**Extracto del documento**
╭──
La trama rusa, esto es, la pretensión de que unos misteriosos hackers rusos subvencionados por Putin habían influido en las elecciones ganadas por Trump, hasta el punto de hacer esta victoria ilegítima, fue el punto estrella del argumentario anti-Trump, repetido con toda seriedad, pese a su inverosimilitud, por políticos, intelectualoides, artistas de Hollywood y periodistas progres de todo el mundo durante los primeros años de su administración. Ni que decir tiene que en este caso sí que no existía ninguna prueba ni indicio de tal trama, lo que no llevó a los medios ni a las redes sociales como Facebook y Twitter a censurar a sus propagandistas sino que, por el contrario, se hicieron eco de ella con insistencia. En el fondo subyacía el deseo del estado profundo norteamericano y del lobby armamentístico de empujar a la administración estadounidense a la enemistad con Rusia a costa de lo que fuera y aún con el riesgo evidente de poner peligro la paz mundial. Trump ha sido el primer presidente de USA en no empezar una guerra en más de media centuria y eso es algo que algunos no le perdonan.
Finalmente, debemos recordar un caso de falsificación electoral reciente, no en América sino en Europa. Las elecciones presidenciales de Austria en 2016 arrojaron una victoria en la primera vuelta de Norbert Hofer del Partido de la Libertad de Austria, de tendencia patriota. Alexander Van der Bellen, de Los Verdes, con el apoyo de toda la prensa del sistema, quedó en segundo lugar. Como ninguno de ellos tuvo más del 50% de los votos, compitieron en una segunda vuelta programada para el 22 de mayo. Con el voto regular, el candidato patriota era el ganador, pero en un sospechoso vuelco en el voto por correo, la candidatura verde se alzó con la victoria (¿nos suena a lo ocurrido ahora con Trump y Biden?). El 1 de julio, los resultados de la segunda vuelta de las elecciones fueron anuladas por el Tribunal Constitucional de Austria, que detectó un fraude en favor de la candidatura del sistema, lo que obligó a la repetición de la segunda vuelta finalmente pospuesta para el 4 de diciembre. Después de una campaña brutal, sacando a relucir a ancianas víctimas judías de los campos de concentración de la segunda guerra mundial, cuyas tristes historias no tienen nada que ver, obviamente, con la realidad austriaca actual, tratando de explotar hasta lo indecible el complejo de culpabilidad germanófono por la historia reciente, y quien sabe si con algún fraude electoral más, esta vez no sorprendido, el candidato del establishment logró imponerse por la mínima al patriota. Un robo sin paliativos. El sistema demostró que no le importa hundirse en el fango para mantener su poder y los medios de comunicación mayoritarios, que están dispuestos a renunciar a todo atisbo de ética periodística para comportarse antes como propagandistas o comisarios políticos en defensa del statu quo que como verdaderos representantes de una prensa libre y crítica.
╰──
**Conjunto de registros**
╭──
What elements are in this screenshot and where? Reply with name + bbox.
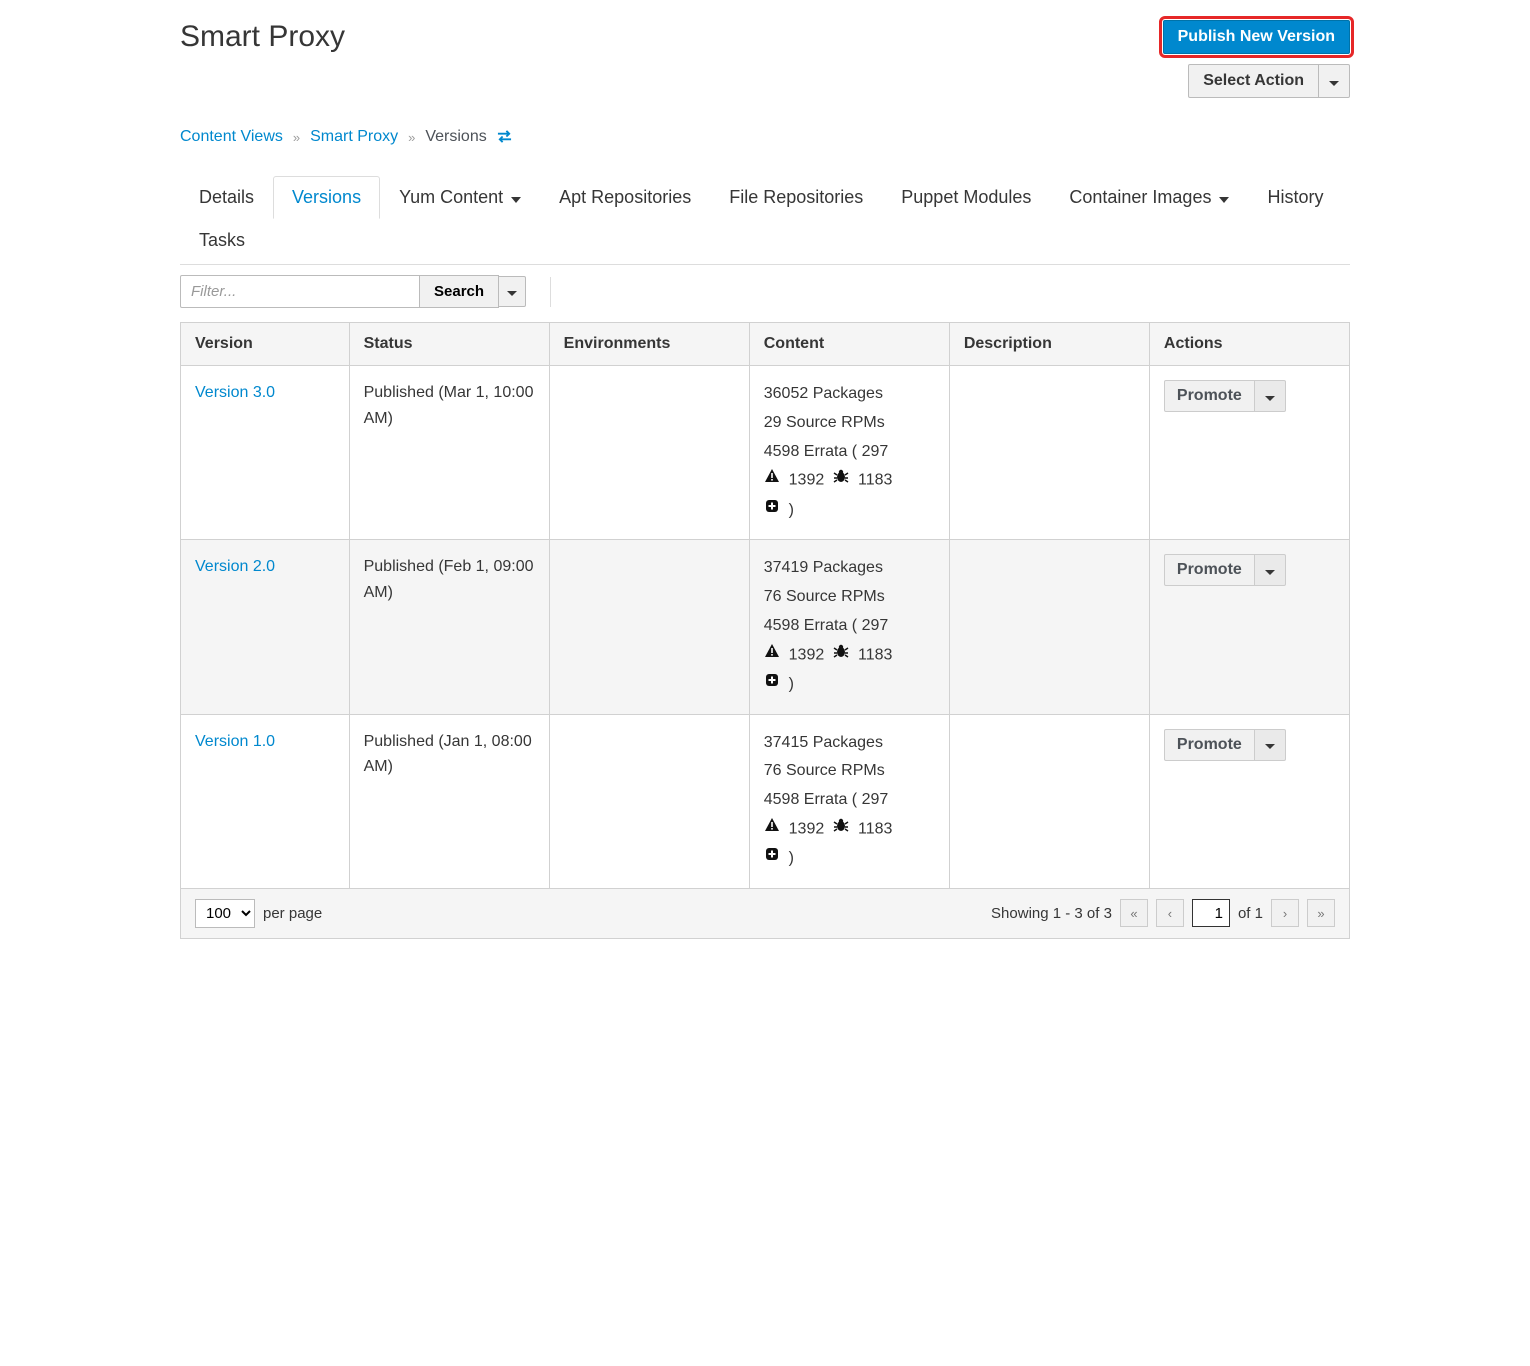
pagination-next-button[interactable]: › bbox=[1271, 899, 1299, 927]
security-icon bbox=[764, 815, 780, 844]
tab-container-label: Container Images bbox=[1069, 187, 1211, 208]
th-actions: Actions bbox=[1149, 323, 1349, 366]
enhancement-icon bbox=[764, 844, 780, 873]
th-description: Description bbox=[949, 323, 1149, 366]
description-cell bbox=[949, 366, 1149, 540]
actions-cell: Promote bbox=[1149, 714, 1349, 888]
chevron-down-icon bbox=[1329, 74, 1339, 89]
page-title: Smart Proxy bbox=[180, 20, 345, 54]
search-caret[interactable] bbox=[499, 276, 526, 307]
environments-cell bbox=[549, 366, 749, 540]
publish-new-version-button[interactable]: Publish New Version bbox=[1163, 20, 1350, 54]
breadcrumb-separator: » bbox=[408, 130, 415, 145]
tab-yum-label: Yum Content bbox=[399, 187, 503, 208]
per-page-select[interactable]: 100 bbox=[195, 899, 255, 928]
tab-file-repositories[interactable]: File Repositories bbox=[710, 176, 882, 219]
content-cell: 37415 Packages 76 Source RPMs 4598 Errat… bbox=[749, 714, 949, 888]
tab-details[interactable]: Details bbox=[180, 176, 273, 219]
promote-caret[interactable] bbox=[1254, 380, 1286, 412]
enhancement-icon bbox=[764, 496, 780, 525]
switch-icon[interactable] bbox=[497, 128, 512, 146]
chevron-down-icon bbox=[507, 284, 517, 299]
chevron-down-icon bbox=[509, 187, 521, 208]
tab-history[interactable]: History bbox=[1248, 176, 1342, 219]
content-cell: 37419 Packages 76 Source RPMs 4598 Errat… bbox=[749, 540, 949, 714]
breadcrumb-current: Versions bbox=[425, 128, 486, 146]
tab-yum-content[interactable]: Yum Content bbox=[380, 176, 540, 219]
table-row: Version 2.0 Published (Feb 1, 09:00 AM) … bbox=[181, 540, 1350, 714]
select-action-caret[interactable] bbox=[1319, 64, 1350, 98]
showing-label: Showing 1 - 3 of 3 bbox=[991, 905, 1112, 922]
status-cell: Published (Feb 1, 09:00 AM) bbox=[349, 540, 549, 714]
actions-cell: Promote bbox=[1149, 540, 1349, 714]
bug-icon bbox=[833, 466, 849, 495]
security-icon bbox=[764, 466, 780, 495]
pagination-of-label: of 1 bbox=[1238, 905, 1263, 922]
th-environments: Environments bbox=[549, 323, 749, 366]
environments-cell bbox=[549, 540, 749, 714]
pagination-prev-button[interactable]: ‹ bbox=[1156, 899, 1184, 927]
environments-cell bbox=[549, 714, 749, 888]
pagination-current-input[interactable] bbox=[1192, 899, 1230, 927]
per-page-label: per page bbox=[263, 905, 322, 922]
enhancement-icon bbox=[764, 670, 780, 699]
chevron-down-icon bbox=[1265, 563, 1275, 578]
bug-icon bbox=[833, 641, 849, 670]
tab-versions[interactable]: Versions bbox=[273, 176, 380, 219]
security-icon bbox=[764, 641, 780, 670]
tab-tasks[interactable]: Tasks bbox=[180, 219, 264, 262]
version-link[interactable]: Version 3.0 bbox=[195, 384, 275, 401]
pagination-last-button[interactable]: » bbox=[1307, 899, 1335, 927]
status-cell: Published (Mar 1, 10:00 AM) bbox=[349, 366, 549, 540]
divider bbox=[550, 277, 551, 307]
promote-button[interactable]: Promote bbox=[1164, 729, 1255, 761]
pagination-first-button[interactable]: « bbox=[1120, 899, 1148, 927]
select-action-button[interactable]: Select Action bbox=[1188, 64, 1319, 98]
content-cell: 36052 Packages 29 Source RPMs 4598 Errat… bbox=[749, 366, 949, 540]
promote-caret[interactable] bbox=[1254, 729, 1286, 761]
tab-apt-repositories[interactable]: Apt Repositories bbox=[540, 176, 710, 219]
status-cell: Published (Jan 1, 08:00 AM) bbox=[349, 714, 549, 888]
search-button[interactable]: Search bbox=[419, 275, 499, 308]
version-link[interactable]: Version 2.0 bbox=[195, 558, 275, 575]
version-link[interactable]: Version 1.0 bbox=[195, 733, 275, 750]
chevron-down-icon bbox=[1217, 187, 1229, 208]
table-footer: 100 per page Showing 1 - 3 of 3 « ‹ of 1… bbox=[180, 889, 1350, 939]
breadcrumb-smart-proxy[interactable]: Smart Proxy bbox=[310, 128, 398, 146]
th-status: Status bbox=[349, 323, 549, 366]
breadcrumb-content-views[interactable]: Content Views bbox=[180, 128, 283, 146]
promote-button[interactable]: Promote bbox=[1164, 554, 1255, 586]
table-row: Version 1.0 Published (Jan 1, 08:00 AM) … bbox=[181, 714, 1350, 888]
bug-icon bbox=[833, 815, 849, 844]
th-content: Content bbox=[749, 323, 949, 366]
description-cell bbox=[949, 540, 1149, 714]
breadcrumb-separator: » bbox=[293, 130, 300, 145]
chevron-down-icon bbox=[1265, 389, 1275, 404]
table-row: Version 3.0 Published (Mar 1, 10:00 AM) … bbox=[181, 366, 1350, 540]
tab-container-images[interactable]: Container Images bbox=[1050, 176, 1248, 219]
tab-puppet-modules[interactable]: Puppet Modules bbox=[882, 176, 1050, 219]
chevron-down-icon bbox=[1265, 737, 1275, 752]
promote-caret[interactable] bbox=[1254, 554, 1286, 586]
actions-cell: Promote bbox=[1149, 366, 1349, 540]
th-version: Version bbox=[181, 323, 350, 366]
description-cell bbox=[949, 714, 1149, 888]
filter-input[interactable] bbox=[180, 275, 420, 308]
breadcrumb: Content Views » Smart Proxy » Versions bbox=[180, 128, 1350, 146]
versions-table: Version Status Environments Content Desc… bbox=[180, 322, 1350, 889]
promote-button[interactable]: Promote bbox=[1164, 380, 1255, 412]
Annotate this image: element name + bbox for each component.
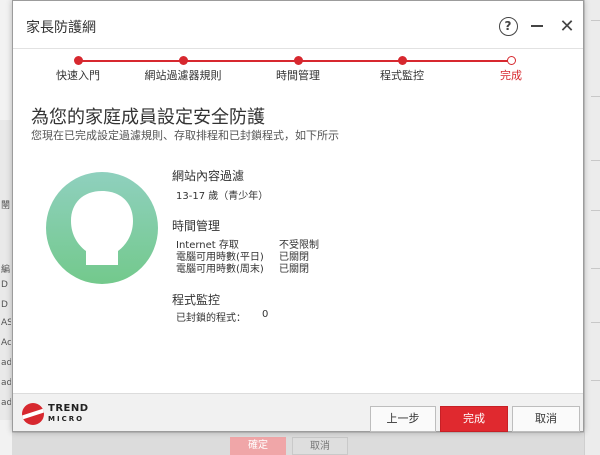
╰──
**Instrucciones**
[A] Convierte en una lista breve el párrafo del extracto que empieza con "Finalmente, debemos recordar", conservando sus datos principales.
[B] Según el extracto, ¿qué órgano anuló los resultados de la segunda vuelta austriaca y en qué fecha lo hizo?
[C] Prolonga el extracto sobre la trama rusa y las elecciones de Austria a partir de su última frase.
Los registros provienen de una fuente distinta.

**Respuestas esperadas**
[A]
- En las presidenciales de Austria de 2016, Norbert Hofer, del Partido de la Libertad de Austria, ganó la primera vuelta. Alexander Van der Bellen, de Los Verdes, quedó segundo.
- Ninguno superó el 50% de los votos, así que se convocó una segunda vuelta para el 22 de mayo.
- Hofer ganaba con el voto regular, pero un vuelco en el voto por correo dio la victoria a Van der Bellen.
- El 1 de julio, el Tribunal Constitucional de Austria anuló esos resultados por un fraude a favor de la candidatura del sistema.
- La repetición de la segunda vuelta se pospuso al 4 de diciembre.
- Tras una campaña que el extracto califica de brutal, Van der Bellen ganó por la mínima.
- El extracto llama a ese resultado "un robo sin paliativos" y acusa al sistema y a los medios mayoritarios de renunciar a la ética periodística para defender el statu quo.

[B] El Tribunal Constitucional de Austria, el 1 de julio.

[C]
Tras este recorrido histórico es evidente que un fraude electoral perpetrado por el estado profundo norteamericano y silenciado por sus medios de comunicación y por la prensa mundial es posible y de ello existen antecedentes. ¿Es lo que ha ocurrido en este caso? Lo desconocemos, pero sí que podemos observar indicios que apuntarían en esa dirección como los vuelcos de última hora de varios estados clave, los sorprendentes niveles de apoyo a Biden en el voto por correo, cuya seguridad ha sido muy cuestionada y las acusaciones de varios observadores republicanos sobre irregularidades varias con sospechas de votos de ya fallecidos o de votantes en una circunscripción que superan al censo de la misma. Es suficiente como para que merezca la pena investigarlo. La obsesión de la prensa y las redes sociales, cuyas líneas editoriales y dueños apoyan unánimemente y sin fisuras a Biden, por ridiculizar las acusaciones de Trump, negándoles el mismo tratamiento informativo que recibieron las de Gore frente a Bush en 2000 y censurando sistemáticamente a quien cuestionara el resultado electoral, así como sus prisas por proclamar a Biden, cuando su elección todavía está siendo revisada por los tribunales en varias acciones judiciales, constituyen una sospecha más de fraude, puesto que tal unanimidad en su postura y tal histeria censora podrían constituir señales de unas conciencias poco limpias.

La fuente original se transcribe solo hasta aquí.